(Items listed in a dataset)
>> BEGIN
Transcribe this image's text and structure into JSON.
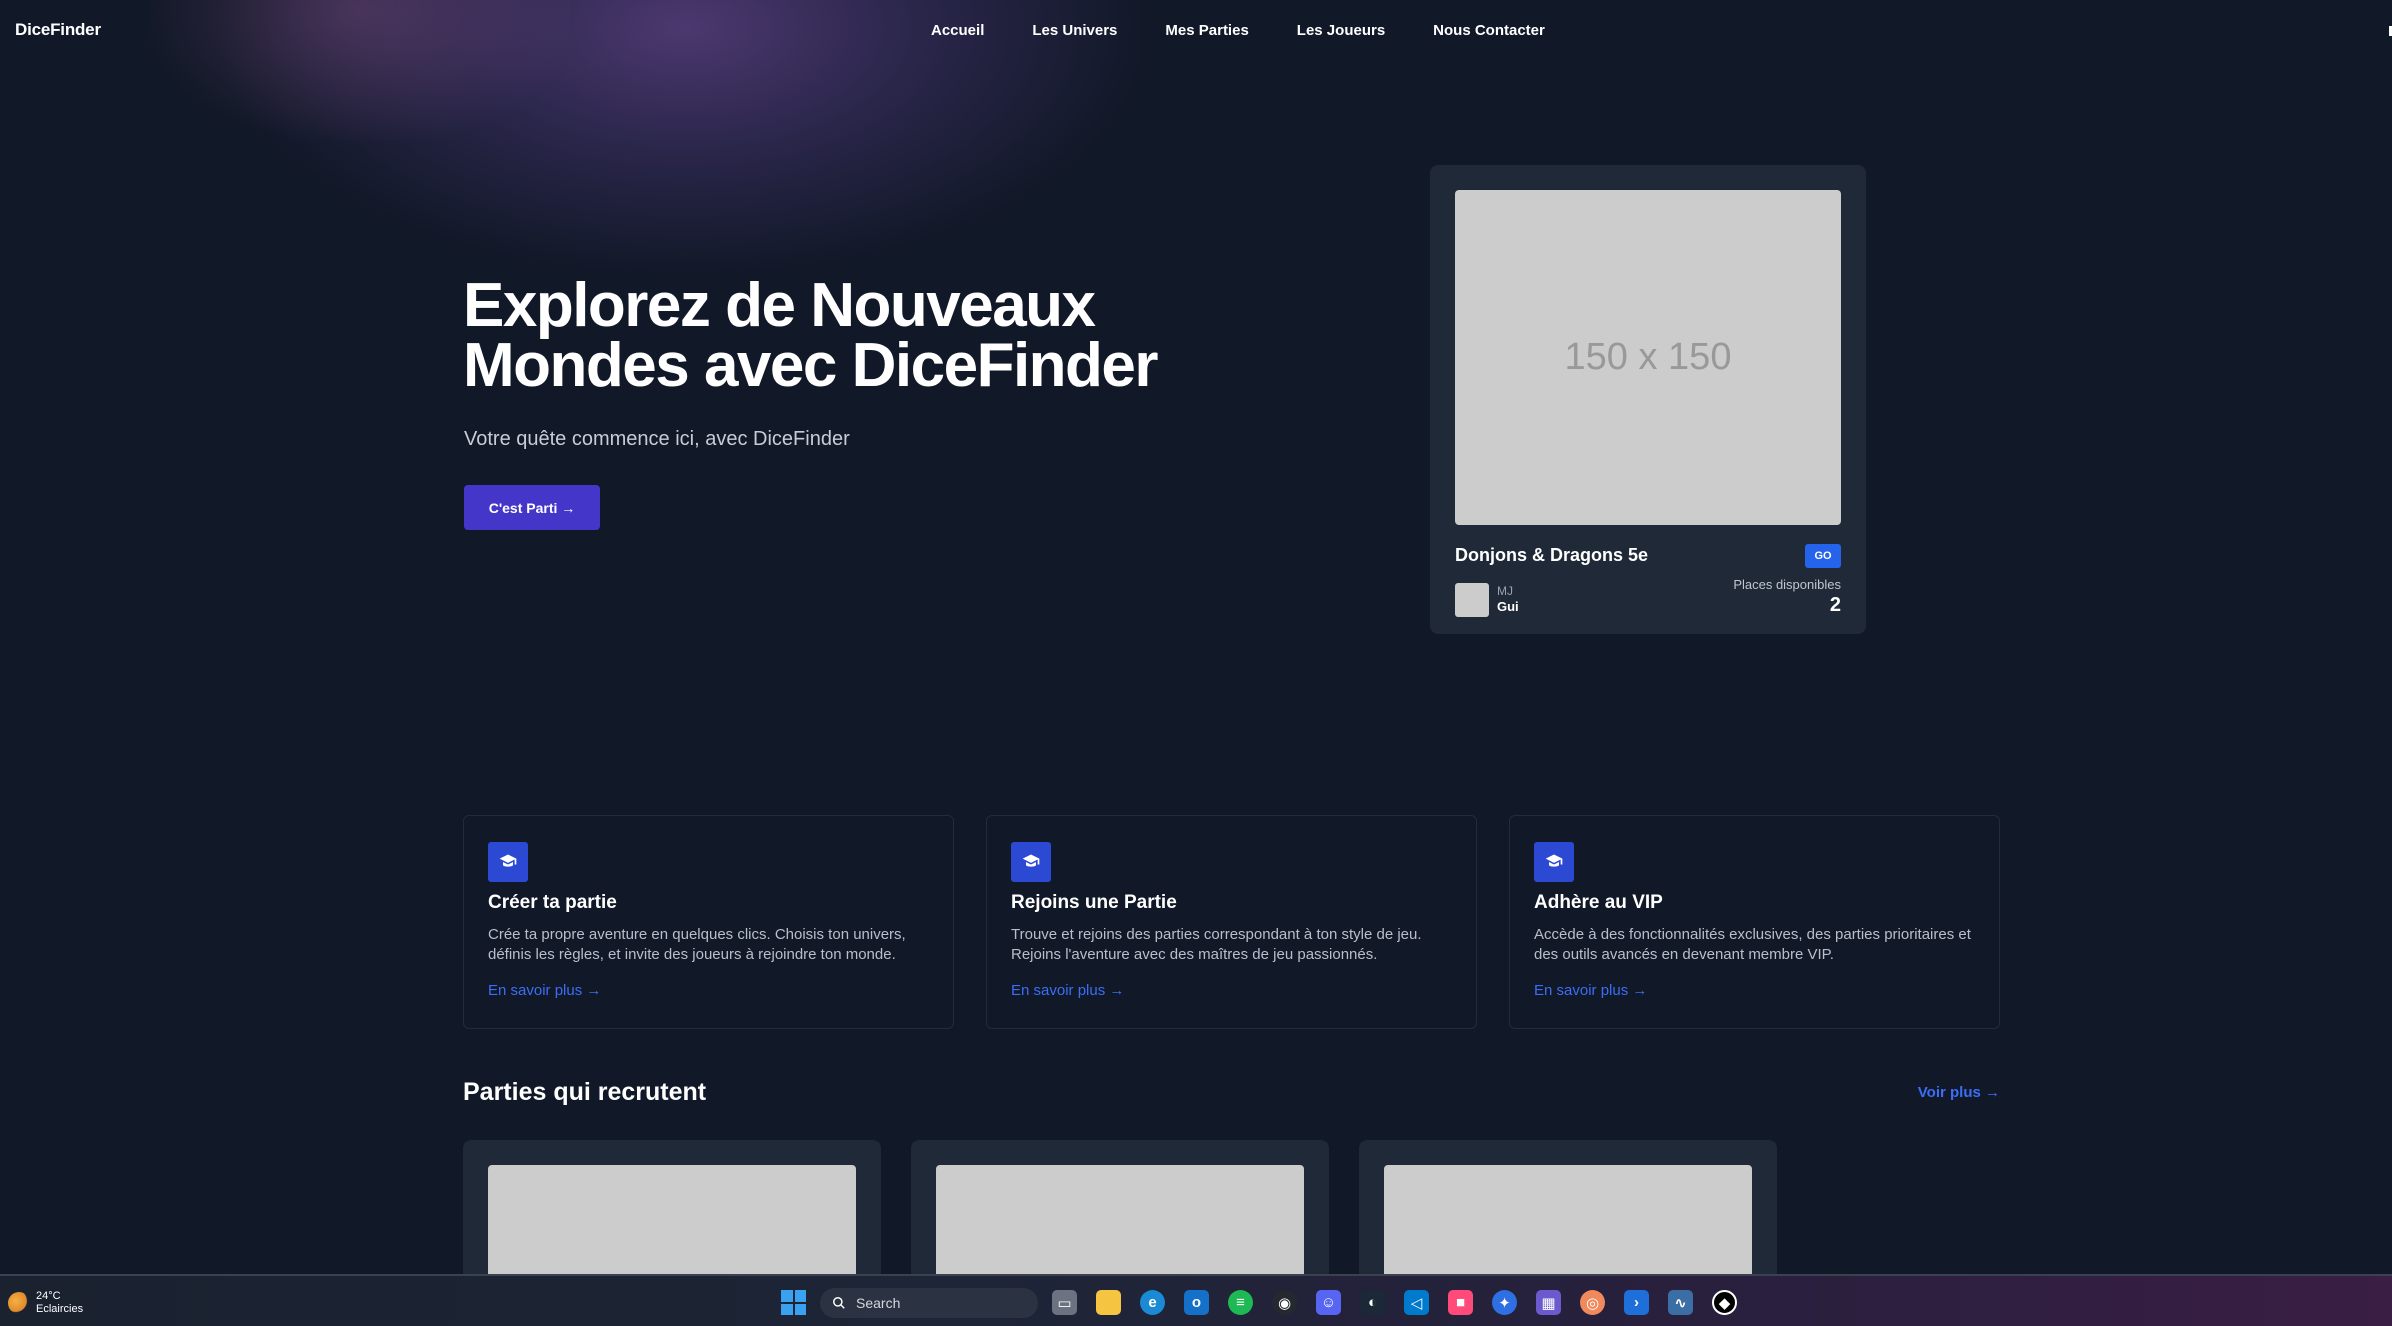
{
  "nav": {
    "brand": "DiceFinder",
    "links": [
      "Accueil",
      "Les Univers",
      "Mes Parties",
      "Les Joueurs",
      "Nous Contacter"
    ]
  },
  "hero": {
    "title_line1": "Explorez de Nouveaux",
    "title_line2": "Mondes avec DiceFinder",
    "subtitle": "Votre quête commence ici, avec DiceFinder",
    "cta_label": "C'est Parti →"
  },
  "hero_card": {
    "image_placeholder": "150 x 150",
    "game_name": "Donjons & Dragons 5e",
    "go_label": "GO",
    "mj_label": "MJ",
    "mj_name": "Gui",
    "places_label": "Places disponibles",
    "places_count": "2"
  },
  "features": [
    {
      "title": "Créer ta partie",
      "description": "Crée ta propre aventure en quelques clics. Choisis ton univers, définis les règles, et invite des joueurs à rejoindre ton monde.",
      "link": "En savoir plus →"
    },
    {
      "title": "Rejoins une Partie",
      "description": "Trouve et rejoins des parties correspondant à ton style de jeu. Rejoins l'aventure avec des maîtres de jeu passionnés.",
      "link": "En savoir plus →"
    },
    {
      "title": "Adhère au VIP",
      "description": "Accède à des fonctionnalités exclusives, des parties prioritaires et des outils avancés en devenant membre VIP.",
      "link": "En savoir plus →"
    }
  ],
  "recruiting": {
    "title": "Parties qui recrutent",
    "more_link": "Voir plus →"
  },
  "taskbar": {
    "temperature": "24°C",
    "weather": "Eclaircies",
    "search_placeholder": "Search",
    "accent_colors": [
      "#3aa0f0",
      "#1db954",
      "#ff4a7a"
    ]
  }
}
>> END
## REQUIRED TASK
Write out the whole listing again, exactly, with no pictures.

## FINISHED TASK
Transcribe this image's text and structure into JSON.
{
  "nav": {
    "brand": "DiceFinder",
    "links": [
      "Accueil",
      "Les Univers",
      "Mes Parties",
      "Les Joueurs",
      "Nous Contacter"
    ]
  },
  "hero": {
    "title_line1": "Explorez de Nouveaux",
    "title_line2": "Mondes avec DiceFinder",
    "subtitle": "Votre quête commence ici, avec DiceFinder",
    "cta_label": "C'est Parti →"
  },
  "hero_card": {
    "image_placeholder": "150 x 150",
    "game_name": "Donjons & Dragons 5e",
    "go_label": "GO",
    "mj_label": "MJ",
    "mj_name": "Gui",
    "places_label": "Places disponibles",
    "places_count": "2"
  },
  "features": [
    {
      "title": "Créer ta partie",
      "description": "Crée ta propre aventure en quelques clics. Choisis ton univers, définis les règles, et invite des joueurs à rejoindre ton monde.",
      "link": "En savoir plus →"
    },
    {
      "title": "Rejoins une Partie",
      "description": "Trouve et rejoins des parties correspondant à ton style de jeu. Rejoins l'aventure avec des maîtres de jeu passionnés.",
      "link": "En savoir plus →"
    },
    {
      "title": "Adhère au VIP",
      "description": "Accède à des fonctionnalités exclusives, des parties prioritaires et des outils avancés en devenant membre VIP.",
      "link": "En savoir plus →"
    }
  ],
  "recruiting": {
    "title": "Parties qui recrutent",
    "more_link": "Voir plus →"
  },
  "taskbar": {
    "temperature": "24°C",
    "weather": "Eclaircies",
    "search_placeholder": "Search",
    "accent_colors": [
      "#3aa0f0",
      "#1db954",
      "#ff4a7a"
    ]
  }
}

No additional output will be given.